Search the listing below for the word "Attended" and copy each line that holds it.
==========
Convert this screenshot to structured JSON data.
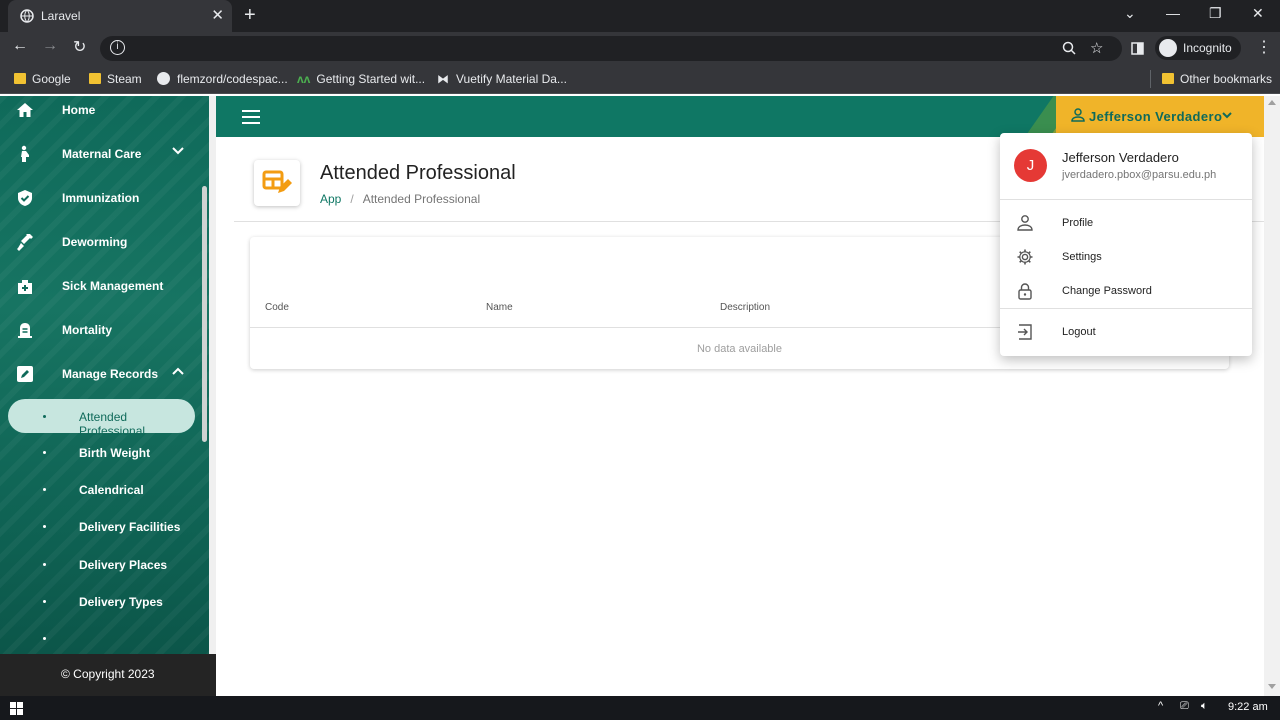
{
  "browser": {
    "tab_title": "Laravel",
    "new_tab": "+",
    "incognito_label": "Incognito",
    "bookmarks": [
      {
        "label": "Google",
        "icon": "folder-icon"
      },
      {
        "label": "Steam",
        "icon": "folder-icon"
      },
      {
        "label": "flemzord/codespac...",
        "icon": "github-icon"
      },
      {
        "label": "Getting Started wit...",
        "icon": "vuetify-m-icon"
      },
      {
        "label": "Vuetify Material Da...",
        "icon": "bowtie-icon"
      }
    ],
    "other_bookmarks": "Other bookmarks"
  },
  "sidebar": {
    "items": [
      {
        "label": "Home",
        "icon": "home-icon"
      },
      {
        "label": "Maternal Care",
        "icon": "pregnant-icon"
      },
      {
        "label": "Immunization",
        "icon": "shield-check-icon"
      },
      {
        "label": "Deworming",
        "icon": "syringe-icon"
      },
      {
        "label": "Sick Management",
        "icon": "medical-bag-icon"
      },
      {
        "label": "Mortality",
        "icon": "gravestone-icon"
      },
      {
        "label": "Manage Records",
        "icon": "pencil-box-icon"
      }
    ],
    "subitems": [
      {
        "label": "Attended Professional",
        "active": true
      },
      {
        "label": "Birth Weight"
      },
      {
        "label": "Calendrical"
      },
      {
        "label": "Delivery Facilities"
      },
      {
        "label": "Delivery Places"
      },
      {
        "label": "Delivery Types"
      }
    ],
    "footer": "© Copyright 2023"
  },
  "appbar": {
    "user_name": "Jefferson Verdadero"
  },
  "page": {
    "title": "Attended Professional",
    "breadcrumb_root": "App",
    "breadcrumb_sep": "/",
    "breadcrumb_current": "Attended Professional"
  },
  "table": {
    "headers": [
      "Code",
      "Name",
      "Description"
    ],
    "empty_text": "No data available"
  },
  "user_menu": {
    "avatar_letter": "J",
    "name": "Jefferson Verdadero",
    "email": "jverdadero.pbox@parsu.edu.ph",
    "items": [
      {
        "label": "Profile",
        "icon": "account-icon"
      },
      {
        "label": "Settings",
        "icon": "gear-icon"
      },
      {
        "label": "Change Password",
        "icon": "lock-icon"
      },
      {
        "label": "Logout",
        "icon": "logout-icon"
      }
    ]
  },
  "taskbar": {
    "time": "9:22 am"
  },
  "colors": {
    "primary": "#0f7764",
    "accent": "#f0b429",
    "avatar": "#e53935"
  }
}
==========
- [Expected output]:
        "label": "Attended Professional",
    "title": "Attended Professional",
    "breadcrumb_current": "Attended Professional"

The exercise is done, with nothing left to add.